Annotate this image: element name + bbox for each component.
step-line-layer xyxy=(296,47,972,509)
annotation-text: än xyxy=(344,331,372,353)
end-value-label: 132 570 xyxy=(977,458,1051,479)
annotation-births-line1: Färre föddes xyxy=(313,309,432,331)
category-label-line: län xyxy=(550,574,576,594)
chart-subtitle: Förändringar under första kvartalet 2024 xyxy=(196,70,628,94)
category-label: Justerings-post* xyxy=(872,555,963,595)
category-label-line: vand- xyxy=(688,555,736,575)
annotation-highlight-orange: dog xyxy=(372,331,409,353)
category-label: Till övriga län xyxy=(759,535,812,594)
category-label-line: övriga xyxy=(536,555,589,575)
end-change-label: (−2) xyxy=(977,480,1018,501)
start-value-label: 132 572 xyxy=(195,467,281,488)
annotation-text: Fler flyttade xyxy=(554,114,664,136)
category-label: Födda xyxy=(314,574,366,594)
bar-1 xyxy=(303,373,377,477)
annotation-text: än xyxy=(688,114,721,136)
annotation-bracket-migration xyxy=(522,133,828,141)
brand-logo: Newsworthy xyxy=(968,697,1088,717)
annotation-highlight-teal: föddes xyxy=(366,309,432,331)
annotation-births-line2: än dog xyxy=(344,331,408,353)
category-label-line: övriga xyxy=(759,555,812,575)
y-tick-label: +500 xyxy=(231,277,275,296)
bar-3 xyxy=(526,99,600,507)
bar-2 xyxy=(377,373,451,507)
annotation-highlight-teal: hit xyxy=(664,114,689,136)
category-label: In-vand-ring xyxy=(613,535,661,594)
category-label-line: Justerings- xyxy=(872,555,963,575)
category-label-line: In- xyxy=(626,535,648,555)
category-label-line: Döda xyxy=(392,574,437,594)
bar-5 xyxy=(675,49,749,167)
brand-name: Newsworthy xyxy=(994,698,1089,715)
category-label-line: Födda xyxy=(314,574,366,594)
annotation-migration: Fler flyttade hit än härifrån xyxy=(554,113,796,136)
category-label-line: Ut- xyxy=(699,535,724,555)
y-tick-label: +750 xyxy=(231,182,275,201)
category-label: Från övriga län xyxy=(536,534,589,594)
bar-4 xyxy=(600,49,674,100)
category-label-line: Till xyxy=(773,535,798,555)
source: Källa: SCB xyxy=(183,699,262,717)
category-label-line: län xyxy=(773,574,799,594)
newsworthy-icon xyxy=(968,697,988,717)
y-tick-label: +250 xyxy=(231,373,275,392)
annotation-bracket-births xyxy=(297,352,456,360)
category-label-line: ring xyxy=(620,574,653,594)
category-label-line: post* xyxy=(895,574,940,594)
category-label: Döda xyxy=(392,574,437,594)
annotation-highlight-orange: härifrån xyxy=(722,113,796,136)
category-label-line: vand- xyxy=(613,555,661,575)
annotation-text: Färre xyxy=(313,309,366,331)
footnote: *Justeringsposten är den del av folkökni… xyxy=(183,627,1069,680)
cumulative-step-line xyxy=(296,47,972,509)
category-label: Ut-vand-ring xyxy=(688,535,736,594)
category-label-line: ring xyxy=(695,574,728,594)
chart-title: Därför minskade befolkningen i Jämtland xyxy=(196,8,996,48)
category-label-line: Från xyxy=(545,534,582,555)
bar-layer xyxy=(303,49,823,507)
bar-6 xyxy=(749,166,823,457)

————————

Given instruction: Can you reproduce every line of the records above verbatim, with nothing changed or left out?

Response to this task:
Annotate this image: element name + bbox for each component.
step-line-layer xyxy=(296,47,972,509)
annotation-text: än xyxy=(344,331,372,353)
end-value-label: 132 570 xyxy=(977,458,1051,479)
annotation-births-line1: Färre föddes xyxy=(313,309,432,331)
category-label-line: län xyxy=(550,574,576,594)
chart-subtitle: Förändringar under första kvartalet 2024 xyxy=(196,70,628,94)
category-label: Justerings-post* xyxy=(872,555,963,595)
category-label-line: vand- xyxy=(688,555,736,575)
annotation-highlight-orange: dog xyxy=(372,331,409,353)
category-label: Till övriga län xyxy=(759,535,812,594)
category-label-line: övriga xyxy=(536,555,589,575)
end-change-label: (−2) xyxy=(977,480,1018,501)
start-value-label: 132 572 xyxy=(195,467,281,488)
annotation-text: Fler flyttade xyxy=(554,114,664,136)
category-label: Födda xyxy=(314,574,366,594)
bar-1 xyxy=(303,373,377,477)
annotation-text: än xyxy=(688,114,721,136)
annotation-bracket-migration xyxy=(522,133,828,141)
brand-logo: Newsworthy xyxy=(968,697,1088,717)
annotation-highlight-teal: föddes xyxy=(366,309,432,331)
annotation-births-line2: än dog xyxy=(344,331,408,353)
category-label-line: övriga xyxy=(759,555,812,575)
y-tick-label: +500 xyxy=(231,277,275,296)
bar-3 xyxy=(526,99,600,507)
bar-2 xyxy=(377,373,451,507)
annotation-highlight-teal: hit xyxy=(664,114,689,136)
category-label: In-vand-ring xyxy=(613,535,661,594)
category-label-line: Justerings- xyxy=(872,555,963,575)
category-label-line: In- xyxy=(626,535,648,555)
category-label-line: Döda xyxy=(392,574,437,594)
bar-5 xyxy=(675,49,749,167)
brand-name: Newsworthy xyxy=(994,698,1089,715)
category-label-line: Födda xyxy=(314,574,366,594)
annotation-migration: Fler flyttade hit än härifrån xyxy=(554,113,796,136)
category-label-line: Ut- xyxy=(699,535,724,555)
y-tick-label: +750 xyxy=(231,182,275,201)
category-label: Från övriga län xyxy=(536,534,589,594)
bar-4 xyxy=(600,49,674,100)
category-label-line: Till xyxy=(773,535,798,555)
source: Källa: SCB xyxy=(183,699,262,717)
category-label-line: län xyxy=(773,574,799,594)
newsworthy-icon xyxy=(968,697,988,717)
y-tick-label: +250 xyxy=(231,373,275,392)
annotation-bracket-births xyxy=(297,352,456,360)
category-label-line: ring xyxy=(620,574,653,594)
category-label-line: post* xyxy=(895,574,940,594)
category-label: Döda xyxy=(392,574,437,594)
annotation-highlight-orange: härifrån xyxy=(722,113,796,136)
category-label-line: vand- xyxy=(613,555,661,575)
annotation-text: Färre xyxy=(313,309,366,331)
footnote: *Justeringsposten är den del av folkökni… xyxy=(183,627,1069,680)
cumulative-step-line xyxy=(296,47,972,509)
category-label: Ut-vand-ring xyxy=(688,535,736,594)
category-label-line: ring xyxy=(695,574,728,594)
chart-title: Därför minskade befolkningen i Jämtland xyxy=(196,8,996,48)
category-label-line: Från xyxy=(545,534,582,555)
bar-layer xyxy=(303,49,823,507)
bar-6 xyxy=(749,166,823,457)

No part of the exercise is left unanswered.